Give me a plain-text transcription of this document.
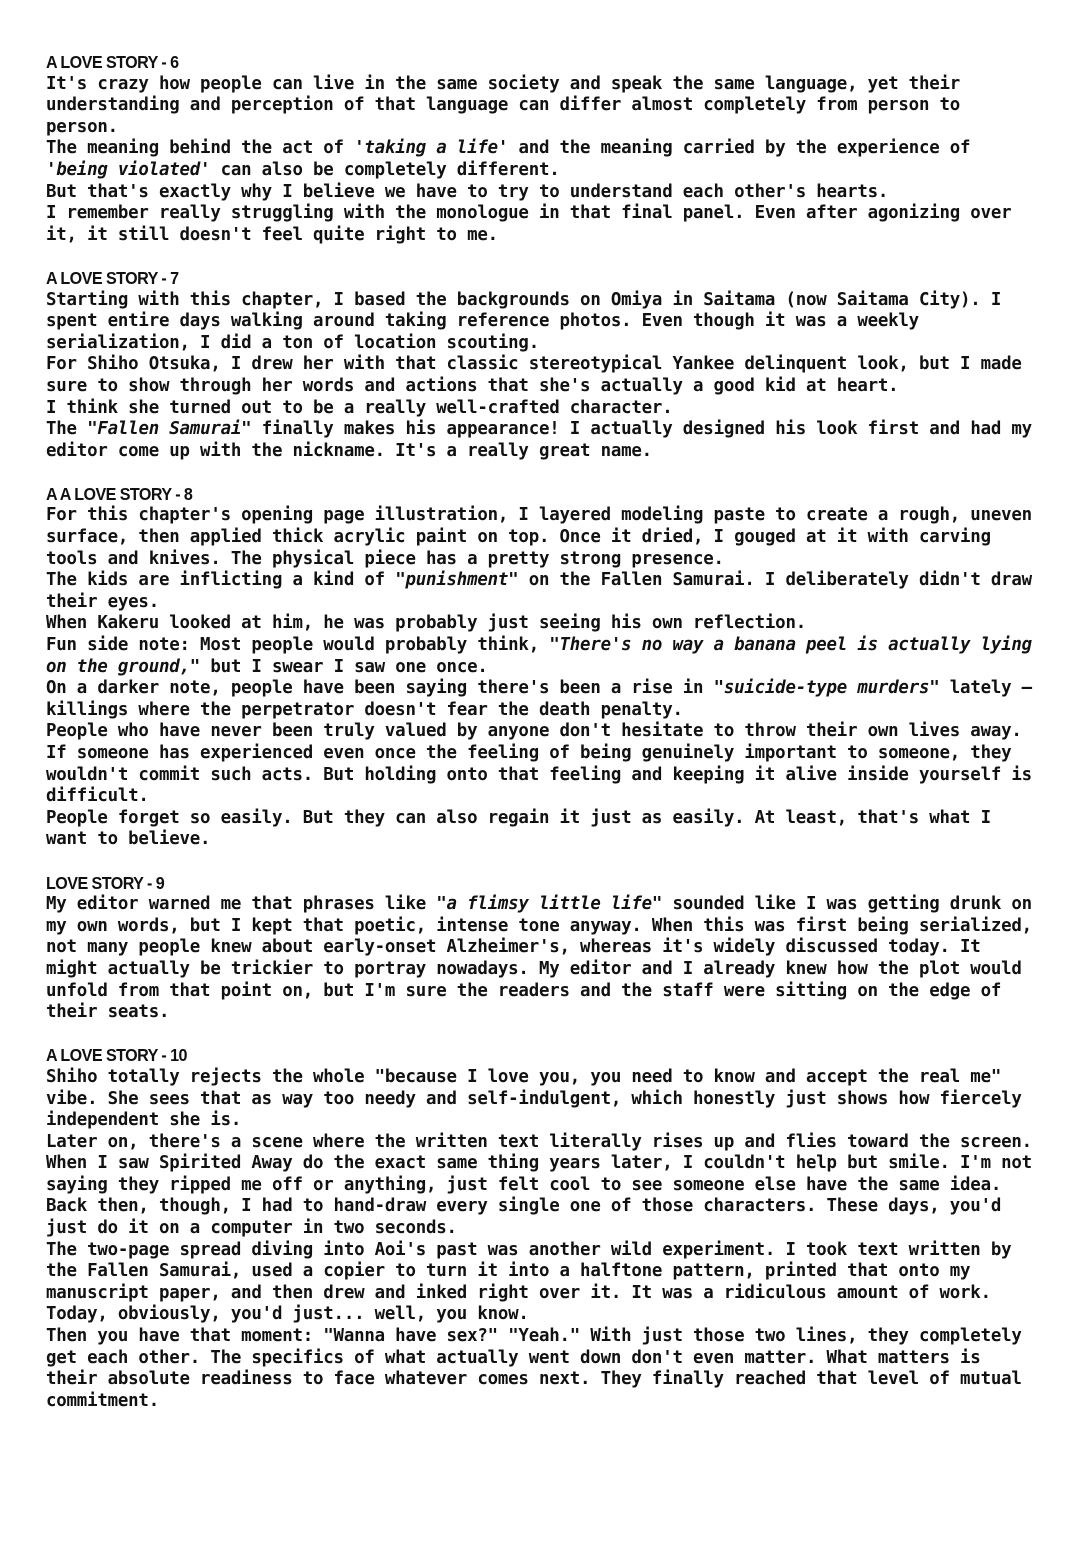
A LOVE STORY - 6

It's crazy how people can live in the same society and speak the same language, yet their understanding and perception of that language can differ almost completely from person to person.

The meaning behind the act of 'taking a life' and the meaning carried by the experience of 'being violated' can also be completely different.

But that's exactly why I believe we have to try to understand each other's hearts.

I remember really struggling with the monologue in that final panel. Even after agonizing over it, it still doesn't feel quite right to me.

A LOVE STORY - 7

Starting with this chapter, I based the backgrounds on Omiya in Saitama (now Saitama City). I spent entire days walking around taking reference photos. Even though it was a weekly serialization, I did a ton of location scouting.

For Shiho Otsuka, I drew her with that classic stereotypical Yankee delinquent look, but I made sure to show through her words and actions that she's actually a good kid at heart.

I think she turned out to be a really well-crafted character.

The "Fallen Samurai" finally makes his appearance! I actually designed his look first and had my editor come up with the nickname. It's a really great name.

A A LOVE STORY - 8

For this chapter's opening page illustration, I layered modeling paste to create a rough, uneven surface, then applied thick acrylic paint on top. Once it dried, I gouged at it with carving tools and knives. The physical piece has a pretty strong presence.

The kids are inflicting a kind of "punishment" on the Fallen Samurai. I deliberately didn't draw their eyes.

When Kakeru looked at him, he was probably just seeing his own reflection.

Fun side note: Most people would probably think, "There's no way a banana peel is actually lying on the ground," but I swear I saw one once.

On a darker note, people have been saying there's been a rise in "suicide-type murders" lately — killings where the perpetrator doesn't fear the death penalty.

People who have never been truly valued by anyone don't hesitate to throw their own lives away. If someone has experienced even once the feeling of being genuinely important to someone, they wouldn't commit such acts. But holding onto that feeling and keeping it alive inside yourself is difficult.

People forget so easily. But they can also regain it just as easily. At least, that's what I want to believe.

LOVE STORY - 9

My editor warned me that phrases like "a flimsy little life" sounded like I was getting drunk on my own words, but I kept that poetic, intense tone anyway. When this was first being serialized, not many people knew about early-onset Alzheimer's, whereas it's widely discussed today. It might actually be trickier to portray nowadays. My editor and I already knew how the plot would unfold from that point on, but I'm sure the readers and the staff were sitting on the edge of their seats.

A LOVE STORY - 10

Shiho totally rejects the whole "because I love you, you need to know and accept the real me" vibe. She sees that as way too needy and self-indulgent, which honestly just shows how fiercely independent she is.

Later on, there's a scene where the written text literally rises up and flies toward the screen. When I saw Spirited Away do the exact same thing years later, I couldn't help but smile. I'm not saying they ripped me off or anything, just felt cool to see someone else have the same idea. Back then, though, I had to hand-draw every single one of those characters. These days, you'd just do it on a computer in two seconds.

The two-page spread diving into Aoi's past was another wild experiment. I took text written by the Fallen Samurai, used a copier to turn it into a halftone pattern, printed that onto my manuscript paper, and then drew and inked right over it. It was a ridiculous amount of work. Today, obviously, you'd just... well, you know.

Then you have that moment: "Wanna have sex?" "Yeah." With just those two lines, they completely get each other. The specifics of what actually went down don't even matter. What matters is their absolute readiness to face whatever comes next. They finally reached that level of mutual commitment.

####

• WORK TO DO
Tally the lines of the listing in which the word "believe" occurs, and state the total alone.

• TASK RESULT
2